— Start of Records for this task —
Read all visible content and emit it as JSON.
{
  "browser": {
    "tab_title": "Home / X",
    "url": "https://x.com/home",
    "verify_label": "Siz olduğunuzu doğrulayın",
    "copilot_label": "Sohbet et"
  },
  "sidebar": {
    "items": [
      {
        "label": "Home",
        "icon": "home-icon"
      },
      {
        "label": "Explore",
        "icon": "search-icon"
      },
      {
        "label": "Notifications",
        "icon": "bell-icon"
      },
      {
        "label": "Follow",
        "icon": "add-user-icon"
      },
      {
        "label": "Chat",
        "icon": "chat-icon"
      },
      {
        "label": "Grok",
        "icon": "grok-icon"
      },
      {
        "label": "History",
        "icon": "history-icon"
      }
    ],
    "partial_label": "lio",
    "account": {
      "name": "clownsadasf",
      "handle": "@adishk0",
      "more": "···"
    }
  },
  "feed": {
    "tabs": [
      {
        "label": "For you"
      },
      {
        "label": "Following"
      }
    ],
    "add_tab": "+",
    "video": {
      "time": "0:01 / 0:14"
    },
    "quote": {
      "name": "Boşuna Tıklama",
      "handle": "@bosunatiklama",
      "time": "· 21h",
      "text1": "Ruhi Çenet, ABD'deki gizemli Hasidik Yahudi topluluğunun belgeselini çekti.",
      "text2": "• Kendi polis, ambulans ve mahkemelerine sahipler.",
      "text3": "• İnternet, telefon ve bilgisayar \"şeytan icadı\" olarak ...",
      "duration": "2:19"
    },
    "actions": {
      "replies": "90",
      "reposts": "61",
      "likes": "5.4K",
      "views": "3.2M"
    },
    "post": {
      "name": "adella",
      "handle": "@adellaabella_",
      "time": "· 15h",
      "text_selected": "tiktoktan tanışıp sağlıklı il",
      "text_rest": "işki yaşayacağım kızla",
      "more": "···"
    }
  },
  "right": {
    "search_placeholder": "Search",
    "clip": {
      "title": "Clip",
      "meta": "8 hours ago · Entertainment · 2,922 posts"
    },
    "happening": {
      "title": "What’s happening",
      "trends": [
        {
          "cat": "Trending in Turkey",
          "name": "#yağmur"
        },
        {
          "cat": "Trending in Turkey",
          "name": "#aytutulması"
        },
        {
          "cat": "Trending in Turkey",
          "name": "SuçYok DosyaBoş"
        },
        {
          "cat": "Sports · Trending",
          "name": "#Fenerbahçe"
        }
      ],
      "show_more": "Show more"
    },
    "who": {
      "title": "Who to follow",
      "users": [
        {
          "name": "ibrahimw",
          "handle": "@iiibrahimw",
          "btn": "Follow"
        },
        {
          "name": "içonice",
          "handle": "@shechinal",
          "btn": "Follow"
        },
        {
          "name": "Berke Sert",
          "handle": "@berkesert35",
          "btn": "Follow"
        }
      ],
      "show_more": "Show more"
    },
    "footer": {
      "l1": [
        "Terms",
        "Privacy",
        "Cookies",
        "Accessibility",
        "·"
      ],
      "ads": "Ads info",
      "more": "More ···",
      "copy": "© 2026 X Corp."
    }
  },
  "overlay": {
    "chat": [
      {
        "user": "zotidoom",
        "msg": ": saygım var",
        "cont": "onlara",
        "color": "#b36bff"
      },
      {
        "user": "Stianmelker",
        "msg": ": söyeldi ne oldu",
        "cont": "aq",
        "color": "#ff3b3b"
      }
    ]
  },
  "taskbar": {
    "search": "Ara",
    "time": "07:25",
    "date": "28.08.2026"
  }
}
— End of Records for this task —
> _Required task_: All entries shown above should be printed again exactly.

> _Finished exercise_:
Read all visible content and emit it as JSON.
{
  "browser": {
    "tab_title": "Home / X",
    "url": "https://x.com/home",
    "verify_label": "Siz olduğunuzu doğrulayın",
    "copilot_label": "Sohbet et"
  },
  "sidebar": {
    "items": [
      {
        "label": "Home",
        "icon": "home-icon"
      },
      {
        "label": "Explore",
        "icon": "search-icon"
      },
      {
        "label": "Notifications",
        "icon": "bell-icon"
      },
      {
        "label": "Follow",
        "icon": "add-user-icon"
      },
      {
        "label": "Chat",
        "icon": "chat-icon"
      },
      {
        "label": "Grok",
        "icon": "grok-icon"
      },
      {
        "label": "History",
        "icon": "history-icon"
      }
    ],
    "partial_label": "lio",
    "account": {
      "name": "clownsadasf",
      "handle": "@adishk0",
      "more": "···"
    }
  },
  "feed": {
    "tabs": [
      {
        "label": "For you"
      },
      {
        "label": "Following"
      }
    ],
    "add_tab": "+",
    "video": {
      "time": "0:01 / 0:14"
    },
    "quote": {
      "name": "Boşuna Tıklama",
      "handle": "@bosunatiklama",
      "time": "· 21h",
      "text1": "Ruhi Çenet, ABD'deki gizemli Hasidik Yahudi topluluğunun belgeselini çekti.",
      "text2": "• Kendi polis, ambulans ve mahkemelerine sahipler.",
      "text3": "• İnternet, telefon ve bilgisayar \"şeytan icadı\" olarak ...",
      "duration": "2:19"
    },
    "actions": {
      "replies": "90",
      "reposts": "61",
      "likes": "5.4K",
      "views": "3.2M"
    },
    "post": {
      "name": "adella",
      "handle": "@adellaabella_",
      "time": "· 15h",
      "text_selected": "tiktoktan tanışıp sağlıklı il",
      "text_rest": "işki yaşayacağım kızla",
      "more": "···"
    }
  },
  "right": {
    "search_placeholder": "Search",
    "clip": {
      "title": "Clip",
      "meta": "8 hours ago · Entertainment · 2,922 posts"
    },
    "happening": {
      "title": "What’s happening",
      "trends": [
        {
          "cat": "Trending in Turkey",
          "name": "#yağmur"
        },
        {
          "cat": "Trending in Turkey",
          "name": "#aytutulması"
        },
        {
          "cat": "Trending in Turkey",
          "name": "SuçYok DosyaBoş"
        },
        {
          "cat": "Sports · Trending",
          "name": "#Fenerbahçe"
        }
      ],
      "show_more": "Show more"
    },
    "who": {
      "title": "Who to follow",
      "users": [
        {
          "name": "ibrahimw",
          "handle": "@iiibrahimw",
          "btn": "Follow"
        },
        {
          "name": "içonice",
          "handle": "@shechinal",
          "btn": "Follow"
        },
        {
          "name": "Berke Sert",
          "handle": "@berkesert35",
          "btn": "Follow"
        }
      ],
      "show_more": "Show more"
    },
    "footer": {
      "l1": [
        "Terms",
        "Privacy",
        "Cookies",
        "Accessibility",
        "·"
      ],
      "ads": "Ads info",
      "more": "More ···",
      "copy": "© 2026 X Corp."
    }
  },
  "overlay": {
    "chat": [
      {
        "user": "zotidoom",
        "msg": ": saygım var",
        "cont": "onlara",
        "color": "#b36bff"
      },
      {
        "user": "Stianmelker",
        "msg": ": söyeldi ne oldu",
        "cont": "aq",
        "color": "#ff3b3b"
      }
    ]
  },
  "taskbar": {
    "search": "Ara",
    "time": "07:25",
    "date": "28.08.2026"
  }
}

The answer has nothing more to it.